Data excerpts
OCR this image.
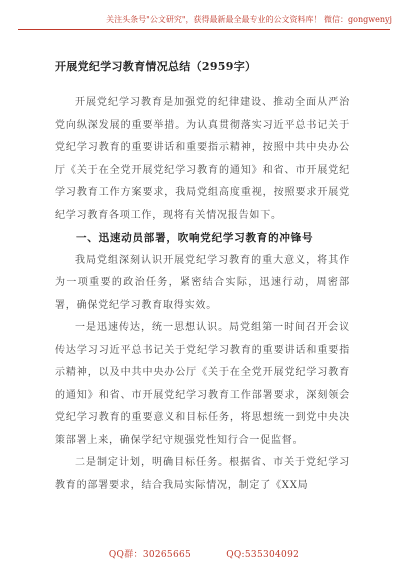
关注头条号"公文研究"，获得最新最全最专业的公文资料库！ 微信：gongwenyj
开展党纪学习教育情况总结（2959字）

开展党纪学习教育是加强党的纪律建设、推动全面从严治党向纵深发展的重要举措。为认真贯彻落实习近平总书记关于党纪学习教育的重要讲话和重要指示精神，按照中共中央办公厅《关于在全党开展党纪学习教育的通知》和省、市开展党纪学习教育工作方案要求，我局党组高度重视，按照要求开展党纪学习教育各项工作，现将有关情况报告如下。

一、迅速动员部署，吹响党纪学习教育的冲锋号

我局党组深刻认识开展党纪学习教育的重大意义，将其作为一项重要的政治任务，紧密结合实际，迅速行动，周密部署，确保党纪学习教育取得实效。

一是迅速传达，统一思想认识。局党组第一时间召开会议传达学习习近平总书记关于党纪学习教育的重要讲话和重要指示精神，以及中共中央办公厅《关于在全党开展党纪学习教育的通知》和省、市开展党纪学习教育工作部署要求，深刻领会党纪学习教育的重要意义和目标任务，将思想统一到党中央决策部署上来，确保学纪守规强党性知行合一促监督。

二是制定计划，明确目标任务。根据省、市关于党纪学习教育的部署要求，结合我局实际情况，制定了《XX局

QQ群：30265665	QQ:535304092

**What the exercise asks**
Extract the entries in full, exactly as they are, minus the pictures.

**Result of the exercise**
OCR this image.
关注头条号"公文研究"，获得最新最全最专业的公文资料库！ 微信：gongwenyj
开展党纪学习教育情况总结（2959字）

开展党纪学习教育是加强党的纪律建设、推动全面从严治党向纵深发展的重要举措。为认真贯彻落实习近平总书记关于党纪学习教育的重要讲话和重要指示精神，按照中共中央办公厅《关于在全党开展党纪学习教育的通知》和省、市开展党纪学习教育工作方案要求，我局党组高度重视，按照要求开展党纪学习教育各项工作，现将有关情况报告如下。

一、迅速动员部署，吹响党纪学习教育的冲锋号

我局党组深刻认识开展党纪学习教育的重大意义，将其作为一项重要的政治任务，紧密结合实际，迅速行动，周密部署，确保党纪学习教育取得实效。

一是迅速传达，统一思想认识。局党组第一时间召开会议传达学习习近平总书记关于党纪学习教育的重要讲话和重要指示精神，以及中共中央办公厅《关于在全党开展党纪学习教育的通知》和省、市开展党纪学习教育工作部署要求，深刻领会党纪学习教育的重要意义和目标任务，将思想统一到党中央决策部署上来，确保学纪守规强党性知行合一促监督。

二是制定计划，明确目标任务。根据省、市关于党纪学习教育的部署要求，结合我局实际情况，制定了《XX局

QQ群：30265665	QQ:535304092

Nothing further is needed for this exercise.